Extracted data entries ▸
-- START --

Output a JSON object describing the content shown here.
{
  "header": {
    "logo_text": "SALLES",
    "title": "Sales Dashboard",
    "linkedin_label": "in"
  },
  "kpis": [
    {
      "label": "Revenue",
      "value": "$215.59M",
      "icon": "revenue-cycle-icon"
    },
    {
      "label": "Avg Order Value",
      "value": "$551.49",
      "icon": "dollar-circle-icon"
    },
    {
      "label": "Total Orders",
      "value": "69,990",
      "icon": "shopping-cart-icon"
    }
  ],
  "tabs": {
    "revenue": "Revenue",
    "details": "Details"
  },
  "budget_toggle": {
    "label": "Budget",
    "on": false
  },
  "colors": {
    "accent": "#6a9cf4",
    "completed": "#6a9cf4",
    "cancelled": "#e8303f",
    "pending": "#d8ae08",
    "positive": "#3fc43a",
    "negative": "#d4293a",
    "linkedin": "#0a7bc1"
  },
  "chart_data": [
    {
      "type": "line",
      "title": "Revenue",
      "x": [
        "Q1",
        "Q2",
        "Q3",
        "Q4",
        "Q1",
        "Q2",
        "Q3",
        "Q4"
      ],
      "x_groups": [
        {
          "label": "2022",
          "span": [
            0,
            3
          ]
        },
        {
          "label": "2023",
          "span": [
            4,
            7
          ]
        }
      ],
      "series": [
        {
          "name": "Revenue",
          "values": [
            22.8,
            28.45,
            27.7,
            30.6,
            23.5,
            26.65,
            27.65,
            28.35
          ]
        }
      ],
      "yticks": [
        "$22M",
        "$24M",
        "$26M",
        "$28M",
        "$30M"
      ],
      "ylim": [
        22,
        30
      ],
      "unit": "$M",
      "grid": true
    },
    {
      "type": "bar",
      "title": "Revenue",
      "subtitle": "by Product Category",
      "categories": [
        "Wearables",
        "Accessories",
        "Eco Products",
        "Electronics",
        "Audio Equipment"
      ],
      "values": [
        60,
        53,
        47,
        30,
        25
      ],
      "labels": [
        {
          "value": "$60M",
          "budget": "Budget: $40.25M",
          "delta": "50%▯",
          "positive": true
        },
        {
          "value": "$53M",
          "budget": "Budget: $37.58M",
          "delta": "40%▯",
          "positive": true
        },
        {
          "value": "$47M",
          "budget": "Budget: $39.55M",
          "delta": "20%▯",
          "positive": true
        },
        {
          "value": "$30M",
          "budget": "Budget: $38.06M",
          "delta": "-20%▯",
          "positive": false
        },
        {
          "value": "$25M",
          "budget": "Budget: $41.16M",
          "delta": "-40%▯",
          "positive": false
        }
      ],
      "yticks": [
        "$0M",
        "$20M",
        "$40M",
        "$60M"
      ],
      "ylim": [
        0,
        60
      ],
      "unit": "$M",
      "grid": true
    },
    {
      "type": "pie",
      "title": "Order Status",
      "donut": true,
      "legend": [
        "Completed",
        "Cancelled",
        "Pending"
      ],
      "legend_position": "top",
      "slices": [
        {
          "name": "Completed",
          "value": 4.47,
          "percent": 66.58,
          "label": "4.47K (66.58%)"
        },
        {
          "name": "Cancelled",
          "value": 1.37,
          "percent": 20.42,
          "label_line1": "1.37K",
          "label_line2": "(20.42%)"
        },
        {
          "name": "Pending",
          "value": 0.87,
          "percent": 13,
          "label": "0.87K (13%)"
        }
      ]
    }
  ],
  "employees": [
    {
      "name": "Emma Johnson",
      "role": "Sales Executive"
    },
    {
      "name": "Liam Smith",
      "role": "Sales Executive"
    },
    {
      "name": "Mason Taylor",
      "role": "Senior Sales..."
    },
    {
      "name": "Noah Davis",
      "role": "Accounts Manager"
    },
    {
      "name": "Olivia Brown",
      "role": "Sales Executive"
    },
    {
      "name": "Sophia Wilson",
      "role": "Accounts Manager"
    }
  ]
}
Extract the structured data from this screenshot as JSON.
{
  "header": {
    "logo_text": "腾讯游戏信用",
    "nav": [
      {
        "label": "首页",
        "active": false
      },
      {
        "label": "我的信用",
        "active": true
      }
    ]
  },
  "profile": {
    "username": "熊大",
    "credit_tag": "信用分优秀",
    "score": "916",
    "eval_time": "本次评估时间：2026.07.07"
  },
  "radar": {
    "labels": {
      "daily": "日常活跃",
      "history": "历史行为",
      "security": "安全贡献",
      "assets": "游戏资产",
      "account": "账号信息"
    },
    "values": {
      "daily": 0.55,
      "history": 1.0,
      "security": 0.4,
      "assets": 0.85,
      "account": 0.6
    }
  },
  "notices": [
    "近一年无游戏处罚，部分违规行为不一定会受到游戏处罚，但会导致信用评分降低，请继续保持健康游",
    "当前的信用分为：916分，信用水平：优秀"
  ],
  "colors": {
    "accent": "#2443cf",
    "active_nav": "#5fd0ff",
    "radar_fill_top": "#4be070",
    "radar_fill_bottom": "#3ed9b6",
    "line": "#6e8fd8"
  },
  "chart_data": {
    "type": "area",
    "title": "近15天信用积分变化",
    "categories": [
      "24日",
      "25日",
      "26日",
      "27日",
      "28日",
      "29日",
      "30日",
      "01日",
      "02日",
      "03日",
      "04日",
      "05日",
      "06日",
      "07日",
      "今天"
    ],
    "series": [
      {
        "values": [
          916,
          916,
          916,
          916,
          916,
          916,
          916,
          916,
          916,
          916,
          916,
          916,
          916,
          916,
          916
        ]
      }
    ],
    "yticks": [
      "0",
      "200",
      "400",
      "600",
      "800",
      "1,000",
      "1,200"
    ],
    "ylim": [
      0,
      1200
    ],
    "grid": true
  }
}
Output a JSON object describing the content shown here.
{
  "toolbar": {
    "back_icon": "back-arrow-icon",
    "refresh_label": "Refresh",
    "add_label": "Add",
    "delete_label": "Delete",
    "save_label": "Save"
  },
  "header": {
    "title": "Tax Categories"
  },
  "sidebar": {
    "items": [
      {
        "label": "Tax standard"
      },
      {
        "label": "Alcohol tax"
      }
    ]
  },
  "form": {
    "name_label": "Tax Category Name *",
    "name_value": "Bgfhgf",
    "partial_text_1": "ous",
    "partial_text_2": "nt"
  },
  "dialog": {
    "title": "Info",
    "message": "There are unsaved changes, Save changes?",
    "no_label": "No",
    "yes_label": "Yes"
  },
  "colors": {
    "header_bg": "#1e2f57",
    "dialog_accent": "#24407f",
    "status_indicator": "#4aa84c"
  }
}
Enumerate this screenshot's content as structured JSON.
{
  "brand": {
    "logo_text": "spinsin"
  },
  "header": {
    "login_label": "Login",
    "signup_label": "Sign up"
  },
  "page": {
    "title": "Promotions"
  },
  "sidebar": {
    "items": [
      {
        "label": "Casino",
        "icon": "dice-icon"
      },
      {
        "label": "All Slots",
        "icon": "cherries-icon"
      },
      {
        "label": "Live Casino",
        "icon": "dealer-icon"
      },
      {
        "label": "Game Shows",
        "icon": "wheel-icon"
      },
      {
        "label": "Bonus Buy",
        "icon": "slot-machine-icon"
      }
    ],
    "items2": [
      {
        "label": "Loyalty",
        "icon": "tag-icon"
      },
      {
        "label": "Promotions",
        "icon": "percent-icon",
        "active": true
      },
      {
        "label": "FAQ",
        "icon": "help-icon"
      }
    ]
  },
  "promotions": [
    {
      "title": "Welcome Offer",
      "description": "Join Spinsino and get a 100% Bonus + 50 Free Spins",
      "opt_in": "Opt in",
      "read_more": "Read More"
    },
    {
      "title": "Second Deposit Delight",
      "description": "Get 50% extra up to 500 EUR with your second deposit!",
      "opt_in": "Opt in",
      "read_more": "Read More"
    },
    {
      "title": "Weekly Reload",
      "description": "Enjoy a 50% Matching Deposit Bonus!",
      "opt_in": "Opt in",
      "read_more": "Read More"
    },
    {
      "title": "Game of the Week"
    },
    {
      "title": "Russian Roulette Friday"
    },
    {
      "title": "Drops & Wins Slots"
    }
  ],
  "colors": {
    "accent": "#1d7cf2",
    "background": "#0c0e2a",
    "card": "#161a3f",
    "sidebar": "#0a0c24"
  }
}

-- END --

Copy only the stretch running from the line containing "Enumerate this screenshot's" to the final line of the entries, both ends included, exactly as it stands.

CORRECT OUTPUT ▸
Enumerate this screenshot's content as structured JSON.
{
  "brand": {
    "logo_text": "spinsin"
  },
  "header": {
    "login_label": "Login",
    "signup_label": "Sign up"
  },
  "page": {
    "title": "Promotions"
  },
  "sidebar": {
    "items": [
      {
        "label": "Casino",
        "icon": "dice-icon"
      },
      {
        "label": "All Slots",
        "icon": "cherries-icon"
      },
      {
        "label": "Live Casino",
        "icon": "dealer-icon"
      },
      {
        "label": "Game Shows",
        "icon": "wheel-icon"
      },
      {
        "label": "Bonus Buy",
        "icon": "slot-machine-icon"
      }
    ],
    "items2": [
      {
        "label": "Loyalty",
        "icon": "tag-icon"
      },
      {
        "label": "Promotions",
        "icon": "percent-icon",
        "active": true
      },
      {
        "label": "FAQ",
        "icon": "help-icon"
      }
    ]
  },
  "promotions": [
    {
      "title": "Welcome Offer",
      "description": "Join Spinsino and get a 100% Bonus + 50 Free Spins",
      "opt_in": "Opt in",
      "read_more": "Read More"
    },
    {
      "title": "Second Deposit Delight",
      "description": "Get 50% extra up to 500 EUR with your second deposit!",
      "opt_in": "Opt in",
      "read_more": "Read More"
    },
    {
      "title": "Weekly Reload",
      "description": "Enjoy a 50% Matching Deposit Bonus!",
      "opt_in": "Opt in",
      "read_more": "Read More"
    },
    {
      "title": "Game of the Week"
    },
    {
      "title": "Russian Roulette Friday"
    },
    {
      "title": "Drops & Wins Slots"
    }
  ],
  "colors": {
    "accent": "#1d7cf2",
    "background": "#0c0e2a",
    "card": "#161a3f",
    "sidebar": "#0a0c24"
  }
}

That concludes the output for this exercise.